Keep only the lines of the listing that include the word "name", and copy them.

# Records provided start

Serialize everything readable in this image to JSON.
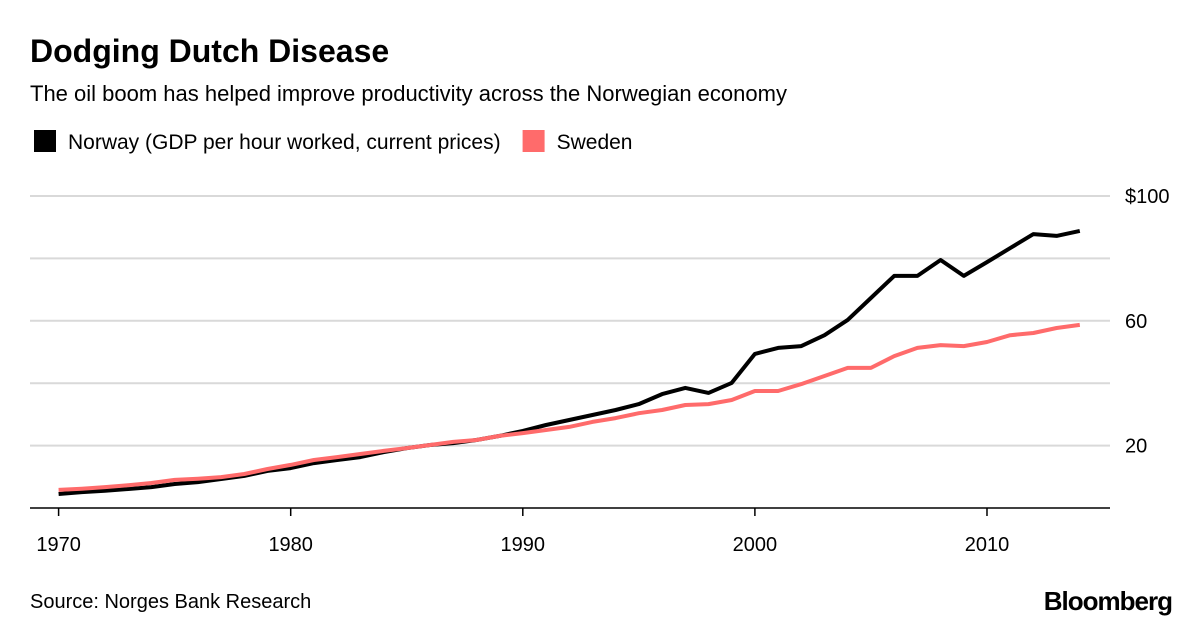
{
  "chart_data": {
    "type": "line",
    "title": "Dodging Dutch Disease",
    "subtitle": "The oil boom has helped improve productivity across the Norwegian economy",
    "source": "Source: Norges Bank Research",
    "brand": "Bloomberg",
    "x": [
      1970,
      1971,
      1972,
      1973,
      1974,
      1975,
      1976,
      1977,
      1978,
      1979,
      1980,
      1981,
      1982,
      1983,
      1984,
      1985,
      1986,
      1987,
      1988,
      1989,
      1990,
      1991,
      1992,
      1993,
      1994,
      1995,
      1996,
      1997,
      1998,
      1999,
      2000,
      2001,
      2002,
      2003,
      2004,
      2005,
      2006,
      2007,
      2008,
      2009,
      2010,
      2011,
      2012,
      2013,
      2014
    ],
    "series": [
      {
        "name": "Norway (GDP per hour worked, current prices)",
        "color": "#000000",
        "values": [
          4.5,
          5.1,
          5.5,
          6.1,
          6.7,
          7.7,
          8.3,
          9.3,
          10.3,
          11.9,
          12.8,
          14.4,
          15.4,
          16.3,
          17.9,
          19.2,
          20.2,
          20.8,
          21.8,
          23.1,
          24.7,
          26.6,
          28.2,
          29.8,
          31.4,
          33.3,
          36.5,
          38.5,
          36.9,
          40.1,
          49.4,
          51.3,
          51.9,
          55.4,
          60.3,
          67.3,
          74.4,
          74.4,
          79.5,
          74.4,
          78.8,
          83.3,
          87.8,
          87.2,
          88.8
        ]
      },
      {
        "name": "Sweden",
        "color": "#ff6b6b",
        "values": [
          5.8,
          6.2,
          6.7,
          7.3,
          8.0,
          9.0,
          9.4,
          9.9,
          10.9,
          12.5,
          13.8,
          15.4,
          16.3,
          17.3,
          18.3,
          19.2,
          20.2,
          21.2,
          21.8,
          23.1,
          24.0,
          25.0,
          26.0,
          27.6,
          28.8,
          30.4,
          31.4,
          33.0,
          33.3,
          34.6,
          37.5,
          37.5,
          39.7,
          42.3,
          44.9,
          44.9,
          48.7,
          51.3,
          52.2,
          51.9,
          53.2,
          55.4,
          56.1,
          57.7,
          58.7
        ]
      }
    ],
    "xlim": [
      1969.5,
      2015.3
    ],
    "xticks": [
      1970,
      1980,
      1990,
      2000,
      2010
    ],
    "ylim": [
      0,
      100
    ],
    "yticks": [
      {
        "value": 20,
        "label": "20"
      },
      {
        "value": 40,
        "label": null
      },
      {
        "value": 60,
        "label": "60"
      },
      {
        "value": 80,
        "label": null
      },
      {
        "value": 100,
        "label": "$100"
      }
    ],
    "grid": true
  }
}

# Records provided end

*Answer to this exercise*.
        "name": "Norway (GDP per hour worked, current prices)",
        "name": "Sweden",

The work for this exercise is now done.